• [Exercise objective]: Locate the lines where "equipos" occurs and copy them as they stand.

─── Data shown ───

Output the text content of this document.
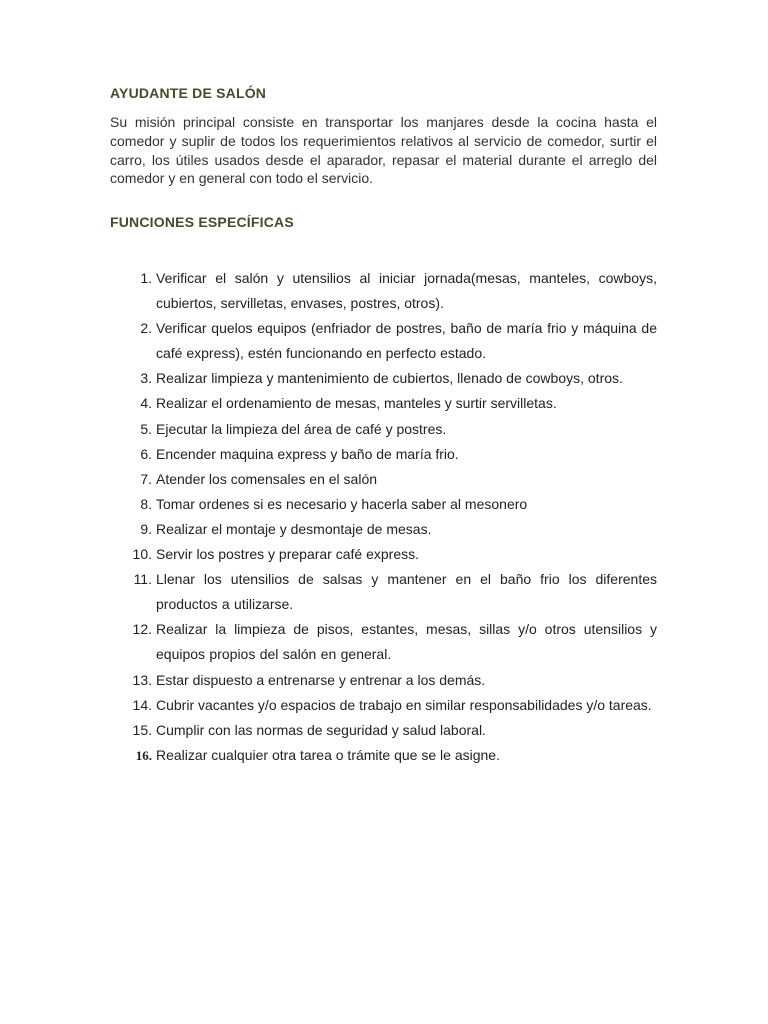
AYUDANTE DE SALÓN

Su misión principal consiste en transportar los manjares desde la cocina hasta el comedor y suplir de todos los requerimientos relativos al servicio de comedor, surtir el carro, los útiles usados desde el aparador, repasar el material durante el arreglo del comedor y en general con todo el servicio.

FUNCIONES ESPECÍFICAS
1. Verificar el salón y utensilios al iniciar jornada(mesas, manteles, cowboys, cubiertos, servilletas, envases, postres, otros).
2. Verificar quelos equipos (enfriador de postres, baño de maría frio y máquina de café express), estén funcionando en perfecto estado.
3. Realizar limpieza y mantenimiento de cubiertos, llenado de cowboys, otros.
4. Realizar el ordenamiento de mesas, manteles y surtir servilletas.
5. Ejecutar la limpieza del área de café y postres.
6. Encender maquina express y baño de maría frio.
7. Atender los comensales en el salón
8. Tomar ordenes si es necesario y hacerla saber al mesonero
9. Realizar el montaje y desmontaje de mesas.
10. Servir los postres y preparar café express.
11. Llenar los utensilios de salsas y mantener en el baño frio los diferentes productos a utilizarse.
12. Realizar la limpieza de pisos, estantes, mesas, sillas y/o otros utensilios y equipos propios del salón en general.
13. Estar dispuesto a entrenarse y entrenar a los demás.
14. Cubrir vacantes y/o espacios de trabajo en similar responsabilidades y/o tareas.
15. Cumplir con las normas de seguridad y salud laboral.
16. Realizar cualquier otra tarea o trámite que se le asigne.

───

• [Correct result]:
2. Verificar quelos equipos (enfriador de postres, baño de maría frio y máquina de café express), estén funcionando en perfecto estado.
12. Realizar la limpieza de pisos, estantes, mesas, sillas y/o otros utensilios y equipos propios del salón en general.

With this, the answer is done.